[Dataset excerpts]

++++

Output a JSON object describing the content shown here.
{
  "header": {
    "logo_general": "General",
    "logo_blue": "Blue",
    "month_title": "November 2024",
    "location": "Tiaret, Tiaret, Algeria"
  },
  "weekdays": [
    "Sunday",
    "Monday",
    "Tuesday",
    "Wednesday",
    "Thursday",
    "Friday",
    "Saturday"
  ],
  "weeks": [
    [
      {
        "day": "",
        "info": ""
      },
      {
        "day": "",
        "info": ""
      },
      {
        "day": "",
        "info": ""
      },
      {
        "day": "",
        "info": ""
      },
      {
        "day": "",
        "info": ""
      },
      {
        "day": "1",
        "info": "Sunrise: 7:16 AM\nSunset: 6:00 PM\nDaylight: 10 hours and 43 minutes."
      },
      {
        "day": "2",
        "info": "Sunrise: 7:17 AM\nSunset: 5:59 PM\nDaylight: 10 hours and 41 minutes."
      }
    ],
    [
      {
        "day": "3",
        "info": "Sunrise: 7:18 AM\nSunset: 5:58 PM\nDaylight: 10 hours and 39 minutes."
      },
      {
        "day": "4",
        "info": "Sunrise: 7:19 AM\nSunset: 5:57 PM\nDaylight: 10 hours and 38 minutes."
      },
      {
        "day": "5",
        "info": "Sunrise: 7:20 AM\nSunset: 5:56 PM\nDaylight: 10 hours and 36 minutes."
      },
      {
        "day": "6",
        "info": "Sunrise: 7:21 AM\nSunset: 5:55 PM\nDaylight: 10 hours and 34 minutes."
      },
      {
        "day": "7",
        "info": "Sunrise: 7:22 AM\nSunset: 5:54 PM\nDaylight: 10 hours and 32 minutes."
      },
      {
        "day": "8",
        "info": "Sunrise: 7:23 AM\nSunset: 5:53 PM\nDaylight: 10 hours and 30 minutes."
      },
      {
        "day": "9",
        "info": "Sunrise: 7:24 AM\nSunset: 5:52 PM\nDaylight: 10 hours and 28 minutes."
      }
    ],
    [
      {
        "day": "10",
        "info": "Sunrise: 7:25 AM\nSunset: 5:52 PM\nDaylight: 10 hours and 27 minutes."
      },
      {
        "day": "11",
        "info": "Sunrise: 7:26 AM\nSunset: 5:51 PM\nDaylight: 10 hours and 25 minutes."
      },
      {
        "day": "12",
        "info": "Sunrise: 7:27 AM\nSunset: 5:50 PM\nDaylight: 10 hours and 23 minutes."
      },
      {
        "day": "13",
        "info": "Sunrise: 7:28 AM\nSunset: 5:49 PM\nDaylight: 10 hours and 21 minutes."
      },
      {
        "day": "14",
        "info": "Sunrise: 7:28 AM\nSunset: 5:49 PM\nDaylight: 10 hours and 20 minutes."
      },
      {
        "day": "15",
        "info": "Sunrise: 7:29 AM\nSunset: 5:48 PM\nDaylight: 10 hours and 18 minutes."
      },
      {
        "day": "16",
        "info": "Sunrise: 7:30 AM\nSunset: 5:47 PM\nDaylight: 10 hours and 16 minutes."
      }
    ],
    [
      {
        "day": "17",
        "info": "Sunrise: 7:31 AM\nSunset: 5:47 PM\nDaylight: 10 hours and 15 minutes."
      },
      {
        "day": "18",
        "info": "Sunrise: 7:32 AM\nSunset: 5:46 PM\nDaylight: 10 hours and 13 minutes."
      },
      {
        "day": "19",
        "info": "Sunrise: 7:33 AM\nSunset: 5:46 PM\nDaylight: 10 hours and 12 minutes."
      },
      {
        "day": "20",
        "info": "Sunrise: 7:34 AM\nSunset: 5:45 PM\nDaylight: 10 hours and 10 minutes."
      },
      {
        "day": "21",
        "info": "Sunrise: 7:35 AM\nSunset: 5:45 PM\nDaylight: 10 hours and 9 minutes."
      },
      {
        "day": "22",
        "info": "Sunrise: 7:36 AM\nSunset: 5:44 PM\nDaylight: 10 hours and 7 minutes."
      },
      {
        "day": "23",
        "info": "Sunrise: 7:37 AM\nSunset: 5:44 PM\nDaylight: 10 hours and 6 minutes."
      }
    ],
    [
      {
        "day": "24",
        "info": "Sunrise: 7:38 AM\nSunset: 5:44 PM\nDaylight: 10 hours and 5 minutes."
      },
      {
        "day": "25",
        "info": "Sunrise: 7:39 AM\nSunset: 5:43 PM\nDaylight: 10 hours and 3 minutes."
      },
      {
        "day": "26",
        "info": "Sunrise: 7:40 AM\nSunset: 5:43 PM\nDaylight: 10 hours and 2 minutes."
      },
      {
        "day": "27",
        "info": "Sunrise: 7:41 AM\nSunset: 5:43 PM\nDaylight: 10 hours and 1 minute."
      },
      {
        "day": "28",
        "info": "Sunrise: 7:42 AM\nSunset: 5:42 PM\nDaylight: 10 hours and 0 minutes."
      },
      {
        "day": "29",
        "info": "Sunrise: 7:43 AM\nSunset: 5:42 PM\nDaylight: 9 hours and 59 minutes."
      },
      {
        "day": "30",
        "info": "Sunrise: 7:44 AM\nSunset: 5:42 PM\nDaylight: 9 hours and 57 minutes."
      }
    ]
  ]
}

++++

Copy each line of the data above without altering a single character.

Output a JSON object describing the content shown here.
{
  "header": {
    "logo_general": "General",
    "logo_blue": "Blue",
    "month_title": "November 2024",
    "location": "Tiaret, Tiaret, Algeria"
  },
  "weekdays": [
    "Sunday",
    "Monday",
    "Tuesday",
    "Wednesday",
    "Thursday",
    "Friday",
    "Saturday"
  ],
  "weeks": [
    [
      {
        "day": "",
        "info": ""
      },
      {
        "day": "",
        "info": ""
      },
      {
        "day": "",
        "info": ""
      },
      {
        "day": "",
        "info": ""
      },
      {
        "day": "",
        "info": ""
      },
      {
        "day": "1",
        "info": "Sunrise: 7:16 AM\nSunset: 6:00 PM\nDaylight: 10 hours and 43 minutes."
      },
      {
        "day": "2",
        "info": "Sunrise: 7:17 AM\nSunset: 5:59 PM\nDaylight: 10 hours and 41 minutes."
      }
    ],
    [
      {
        "day": "3",
        "info": "Sunrise: 7:18 AM\nSunset: 5:58 PM\nDaylight: 10 hours and 39 minutes."
      },
      {
        "day": "4",
        "info": "Sunrise: 7:19 AM\nSunset: 5:57 PM\nDaylight: 10 hours and 38 minutes."
      },
      {
        "day": "5",
        "info": "Sunrise: 7:20 AM\nSunset: 5:56 PM\nDaylight: 10 hours and 36 minutes."
      },
      {
        "day": "6",
        "info": "Sunrise: 7:21 AM\nSunset: 5:55 PM\nDaylight: 10 hours and 34 minutes."
      },
      {
        "day": "7",
        "info": "Sunrise: 7:22 AM\nSunset: 5:54 PM\nDaylight: 10 hours and 32 minutes."
      },
      {
        "day": "8",
        "info": "Sunrise: 7:23 AM\nSunset: 5:53 PM\nDaylight: 10 hours and 30 minutes."
      },
      {
        "day": "9",
        "info": "Sunrise: 7:24 AM\nSunset: 5:52 PM\nDaylight: 10 hours and 28 minutes."
      }
    ],
    [
      {
        "day": "10",
        "info": "Sunrise: 7:25 AM\nSunset: 5:52 PM\nDaylight: 10 hours and 27 minutes."
      },
      {
        "day": "11",
        "info": "Sunrise: 7:26 AM\nSunset: 5:51 PM\nDaylight: 10 hours and 25 minutes."
      },
      {
        "day": "12",
        "info": "Sunrise: 7:27 AM\nSunset: 5:50 PM\nDaylight: 10 hours and 23 minutes."
      },
      {
        "day": "13",
        "info": "Sunrise: 7:28 AM\nSunset: 5:49 PM\nDaylight: 10 hours and 21 minutes."
      },
      {
        "day": "14",
        "info": "Sunrise: 7:28 AM\nSunset: 5:49 PM\nDaylight: 10 hours and 20 minutes."
      },
      {
        "day": "15",
        "info": "Sunrise: 7:29 AM\nSunset: 5:48 PM\nDaylight: 10 hours and 18 minutes."
      },
      {
        "day": "16",
        "info": "Sunrise: 7:30 AM\nSunset: 5:47 PM\nDaylight: 10 hours and 16 minutes."
      }
    ],
    [
      {
        "day": "17",
        "info": "Sunrise: 7:31 AM\nSunset: 5:47 PM\nDaylight: 10 hours and 15 minutes."
      },
      {
        "day": "18",
        "info": "Sunrise: 7:32 AM\nSunset: 5:46 PM\nDaylight: 10 hours and 13 minutes."
      },
      {
        "day": "19",
        "info": "Sunrise: 7:33 AM\nSunset: 5:46 PM\nDaylight: 10 hours and 12 minutes."
      },
      {
        "day": "20",
        "info": "Sunrise: 7:34 AM\nSunset: 5:45 PM\nDaylight: 10 hours and 10 minutes."
      },
      {
        "day": "21",
        "info": "Sunrise: 7:35 AM\nSunset: 5:45 PM\nDaylight: 10 hours and 9 minutes."
      },
      {
        "day": "22",
        "info": "Sunrise: 7:36 AM\nSunset: 5:44 PM\nDaylight: 10 hours and 7 minutes."
      },
      {
        "day": "23",
        "info": "Sunrise: 7:37 AM\nSunset: 5:44 PM\nDaylight: 10 hours and 6 minutes."
      }
    ],
    [
      {
        "day": "24",
        "info": "Sunrise: 7:38 AM\nSunset: 5:44 PM\nDaylight: 10 hours and 5 minutes."
      },
      {
        "day": "25",
        "info": "Sunrise: 7:39 AM\nSunset: 5:43 PM\nDaylight: 10 hours and 3 minutes."
      },
      {
        "day": "26",
        "info": "Sunrise: 7:40 AM\nSunset: 5:43 PM\nDaylight: 10 hours and 2 minutes."
      },
      {
        "day": "27",
        "info": "Sunrise: 7:41 AM\nSunset: 5:43 PM\nDaylight: 10 hours and 1 minute."
      },
      {
        "day": "28",
        "info": "Sunrise: 7:42 AM\nSunset: 5:42 PM\nDaylight: 10 hours and 0 minutes."
      },
      {
        "day": "29",
        "info": "Sunrise: 7:43 AM\nSunset: 5:42 PM\nDaylight: 9 hours and 59 minutes."
      },
      {
        "day": "30",
        "info": "Sunrise: 7:44 AM\nSunset: 5:42 PM\nDaylight: 9 hours and 57 minutes."
      }
    ]
  ]
}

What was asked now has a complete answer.